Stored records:
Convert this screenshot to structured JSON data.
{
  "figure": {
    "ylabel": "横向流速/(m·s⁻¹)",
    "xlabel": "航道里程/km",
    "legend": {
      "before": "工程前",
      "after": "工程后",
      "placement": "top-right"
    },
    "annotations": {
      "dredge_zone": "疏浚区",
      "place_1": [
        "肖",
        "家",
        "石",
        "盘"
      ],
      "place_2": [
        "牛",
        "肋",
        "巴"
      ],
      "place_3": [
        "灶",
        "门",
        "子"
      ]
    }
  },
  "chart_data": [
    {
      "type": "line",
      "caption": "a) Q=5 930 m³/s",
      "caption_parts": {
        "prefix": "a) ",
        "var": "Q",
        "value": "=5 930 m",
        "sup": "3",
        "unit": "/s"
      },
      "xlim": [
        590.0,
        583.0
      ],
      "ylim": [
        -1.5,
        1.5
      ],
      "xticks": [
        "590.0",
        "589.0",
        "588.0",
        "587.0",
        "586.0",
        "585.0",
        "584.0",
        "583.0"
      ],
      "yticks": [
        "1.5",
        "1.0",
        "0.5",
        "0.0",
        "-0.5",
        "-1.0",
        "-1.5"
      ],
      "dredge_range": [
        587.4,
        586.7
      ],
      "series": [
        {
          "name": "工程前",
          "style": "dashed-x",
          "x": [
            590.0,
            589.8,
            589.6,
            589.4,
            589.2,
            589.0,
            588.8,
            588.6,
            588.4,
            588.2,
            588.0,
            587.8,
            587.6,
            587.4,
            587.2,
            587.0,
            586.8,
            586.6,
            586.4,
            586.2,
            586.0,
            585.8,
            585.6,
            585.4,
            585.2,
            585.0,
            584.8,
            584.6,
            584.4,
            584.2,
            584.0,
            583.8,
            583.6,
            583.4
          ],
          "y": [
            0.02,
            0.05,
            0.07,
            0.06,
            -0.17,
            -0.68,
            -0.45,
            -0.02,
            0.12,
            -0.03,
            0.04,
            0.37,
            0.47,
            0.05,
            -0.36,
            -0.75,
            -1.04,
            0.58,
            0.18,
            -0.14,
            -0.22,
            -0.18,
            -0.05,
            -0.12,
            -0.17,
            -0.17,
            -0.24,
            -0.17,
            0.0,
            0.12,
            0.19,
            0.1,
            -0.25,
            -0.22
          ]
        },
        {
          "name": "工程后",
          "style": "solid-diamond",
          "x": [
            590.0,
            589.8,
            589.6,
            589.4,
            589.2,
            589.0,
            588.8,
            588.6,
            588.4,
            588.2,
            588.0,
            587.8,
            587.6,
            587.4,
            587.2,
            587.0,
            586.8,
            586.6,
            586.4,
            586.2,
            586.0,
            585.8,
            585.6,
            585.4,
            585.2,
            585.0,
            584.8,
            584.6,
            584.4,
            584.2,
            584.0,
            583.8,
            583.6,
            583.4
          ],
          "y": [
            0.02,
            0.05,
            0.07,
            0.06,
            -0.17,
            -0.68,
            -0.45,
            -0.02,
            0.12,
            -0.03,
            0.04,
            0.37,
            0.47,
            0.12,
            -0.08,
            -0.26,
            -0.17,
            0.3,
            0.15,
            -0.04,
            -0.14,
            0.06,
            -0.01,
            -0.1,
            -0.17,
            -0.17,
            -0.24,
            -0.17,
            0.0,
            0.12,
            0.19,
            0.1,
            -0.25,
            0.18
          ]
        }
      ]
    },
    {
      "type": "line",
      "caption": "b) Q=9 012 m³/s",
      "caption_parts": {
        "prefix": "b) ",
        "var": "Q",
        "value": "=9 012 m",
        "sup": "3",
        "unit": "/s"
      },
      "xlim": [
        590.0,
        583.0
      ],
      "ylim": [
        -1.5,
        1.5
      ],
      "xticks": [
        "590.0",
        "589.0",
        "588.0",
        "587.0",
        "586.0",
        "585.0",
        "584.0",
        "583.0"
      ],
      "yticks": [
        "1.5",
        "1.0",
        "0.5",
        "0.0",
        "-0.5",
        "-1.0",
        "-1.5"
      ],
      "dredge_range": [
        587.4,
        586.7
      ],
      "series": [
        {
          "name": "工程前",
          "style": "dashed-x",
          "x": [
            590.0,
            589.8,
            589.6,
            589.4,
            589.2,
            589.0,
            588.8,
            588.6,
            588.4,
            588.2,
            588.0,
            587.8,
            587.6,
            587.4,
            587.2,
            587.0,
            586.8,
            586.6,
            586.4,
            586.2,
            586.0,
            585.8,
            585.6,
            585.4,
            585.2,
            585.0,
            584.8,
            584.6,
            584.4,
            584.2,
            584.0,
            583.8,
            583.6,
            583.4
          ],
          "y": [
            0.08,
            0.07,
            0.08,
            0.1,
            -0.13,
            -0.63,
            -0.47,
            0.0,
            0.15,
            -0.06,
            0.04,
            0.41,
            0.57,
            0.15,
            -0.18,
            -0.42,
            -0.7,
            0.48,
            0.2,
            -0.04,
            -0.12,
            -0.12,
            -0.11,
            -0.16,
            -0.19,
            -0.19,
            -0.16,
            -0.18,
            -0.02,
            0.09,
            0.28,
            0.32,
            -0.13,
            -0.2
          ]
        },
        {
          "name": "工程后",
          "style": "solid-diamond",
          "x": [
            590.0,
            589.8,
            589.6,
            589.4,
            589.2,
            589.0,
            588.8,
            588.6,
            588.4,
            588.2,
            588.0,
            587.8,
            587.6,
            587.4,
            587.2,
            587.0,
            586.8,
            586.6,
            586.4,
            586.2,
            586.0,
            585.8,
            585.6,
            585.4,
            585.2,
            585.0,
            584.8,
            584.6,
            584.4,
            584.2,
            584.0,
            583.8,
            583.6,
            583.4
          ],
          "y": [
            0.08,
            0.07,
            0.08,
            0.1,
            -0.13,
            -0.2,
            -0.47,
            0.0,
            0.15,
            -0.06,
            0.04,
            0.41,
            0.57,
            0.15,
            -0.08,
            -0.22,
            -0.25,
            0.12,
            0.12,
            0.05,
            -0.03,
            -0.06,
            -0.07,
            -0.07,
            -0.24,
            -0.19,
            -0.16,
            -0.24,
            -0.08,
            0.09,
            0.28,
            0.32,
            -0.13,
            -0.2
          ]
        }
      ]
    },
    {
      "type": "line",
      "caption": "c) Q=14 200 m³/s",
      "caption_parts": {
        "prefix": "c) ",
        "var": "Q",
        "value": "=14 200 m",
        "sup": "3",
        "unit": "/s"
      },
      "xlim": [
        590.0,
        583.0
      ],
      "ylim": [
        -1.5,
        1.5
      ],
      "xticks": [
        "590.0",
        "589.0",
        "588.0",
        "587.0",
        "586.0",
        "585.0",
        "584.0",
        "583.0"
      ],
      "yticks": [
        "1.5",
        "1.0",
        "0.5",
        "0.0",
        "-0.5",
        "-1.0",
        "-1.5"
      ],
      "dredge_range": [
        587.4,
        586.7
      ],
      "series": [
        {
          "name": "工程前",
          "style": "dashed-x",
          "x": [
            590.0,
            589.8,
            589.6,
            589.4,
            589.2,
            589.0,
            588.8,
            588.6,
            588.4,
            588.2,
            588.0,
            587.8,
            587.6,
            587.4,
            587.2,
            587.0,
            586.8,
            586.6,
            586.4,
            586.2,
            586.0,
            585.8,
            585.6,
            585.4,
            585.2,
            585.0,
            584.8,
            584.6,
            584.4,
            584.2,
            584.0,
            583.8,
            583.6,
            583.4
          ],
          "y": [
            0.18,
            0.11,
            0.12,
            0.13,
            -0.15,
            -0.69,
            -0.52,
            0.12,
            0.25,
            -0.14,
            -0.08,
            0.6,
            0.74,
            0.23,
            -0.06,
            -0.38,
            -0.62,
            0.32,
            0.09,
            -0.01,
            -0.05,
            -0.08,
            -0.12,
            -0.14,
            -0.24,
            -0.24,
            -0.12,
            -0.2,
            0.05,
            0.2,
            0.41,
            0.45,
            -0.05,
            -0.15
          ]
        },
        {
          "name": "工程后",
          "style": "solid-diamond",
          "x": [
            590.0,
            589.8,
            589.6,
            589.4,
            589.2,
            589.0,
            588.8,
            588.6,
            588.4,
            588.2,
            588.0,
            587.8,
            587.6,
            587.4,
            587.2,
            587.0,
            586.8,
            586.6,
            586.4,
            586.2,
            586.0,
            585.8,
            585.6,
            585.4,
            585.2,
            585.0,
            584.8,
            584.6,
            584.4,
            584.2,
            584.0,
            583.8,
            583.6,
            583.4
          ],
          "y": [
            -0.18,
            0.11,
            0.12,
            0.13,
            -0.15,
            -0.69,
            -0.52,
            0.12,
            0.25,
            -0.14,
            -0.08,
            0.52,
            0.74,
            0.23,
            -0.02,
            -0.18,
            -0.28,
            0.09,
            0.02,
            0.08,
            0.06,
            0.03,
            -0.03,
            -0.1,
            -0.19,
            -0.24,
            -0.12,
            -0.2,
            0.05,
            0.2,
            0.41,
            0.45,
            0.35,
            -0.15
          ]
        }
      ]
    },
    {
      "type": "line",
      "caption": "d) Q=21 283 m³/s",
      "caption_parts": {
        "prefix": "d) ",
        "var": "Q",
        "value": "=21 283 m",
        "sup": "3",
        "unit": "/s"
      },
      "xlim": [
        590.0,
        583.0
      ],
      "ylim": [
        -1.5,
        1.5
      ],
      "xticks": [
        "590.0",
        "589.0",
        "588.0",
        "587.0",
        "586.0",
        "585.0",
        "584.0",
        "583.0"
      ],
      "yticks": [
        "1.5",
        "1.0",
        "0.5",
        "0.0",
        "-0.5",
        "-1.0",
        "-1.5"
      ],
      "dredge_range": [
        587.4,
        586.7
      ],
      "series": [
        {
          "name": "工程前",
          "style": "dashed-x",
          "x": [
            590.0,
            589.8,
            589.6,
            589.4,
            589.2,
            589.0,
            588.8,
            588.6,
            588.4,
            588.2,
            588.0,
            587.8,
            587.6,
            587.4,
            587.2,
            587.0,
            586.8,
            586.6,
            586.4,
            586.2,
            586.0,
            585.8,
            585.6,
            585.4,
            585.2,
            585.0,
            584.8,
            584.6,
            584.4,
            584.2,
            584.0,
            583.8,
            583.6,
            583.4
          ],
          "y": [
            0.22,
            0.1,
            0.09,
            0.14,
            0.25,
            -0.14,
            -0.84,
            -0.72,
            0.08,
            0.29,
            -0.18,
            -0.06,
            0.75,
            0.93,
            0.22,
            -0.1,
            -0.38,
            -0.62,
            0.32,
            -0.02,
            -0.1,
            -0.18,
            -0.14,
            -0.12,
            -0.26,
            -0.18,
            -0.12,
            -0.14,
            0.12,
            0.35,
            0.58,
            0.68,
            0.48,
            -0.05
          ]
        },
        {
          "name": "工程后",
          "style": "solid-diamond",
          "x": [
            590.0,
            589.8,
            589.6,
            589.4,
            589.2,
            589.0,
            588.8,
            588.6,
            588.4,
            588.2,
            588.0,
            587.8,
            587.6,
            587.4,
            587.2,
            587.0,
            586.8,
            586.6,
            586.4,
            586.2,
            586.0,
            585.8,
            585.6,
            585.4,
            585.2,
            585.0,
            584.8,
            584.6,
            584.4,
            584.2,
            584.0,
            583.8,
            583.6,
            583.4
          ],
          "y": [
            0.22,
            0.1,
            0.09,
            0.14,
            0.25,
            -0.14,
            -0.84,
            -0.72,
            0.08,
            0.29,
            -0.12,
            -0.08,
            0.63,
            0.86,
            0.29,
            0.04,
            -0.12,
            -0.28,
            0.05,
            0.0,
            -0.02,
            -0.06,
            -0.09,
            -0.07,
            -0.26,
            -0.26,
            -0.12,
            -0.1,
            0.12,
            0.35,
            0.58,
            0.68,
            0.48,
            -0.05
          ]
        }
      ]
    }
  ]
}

Problem description
The word "value" may occur in lines of the records. Report how many such lines there are, giving only the number.

Complete response
4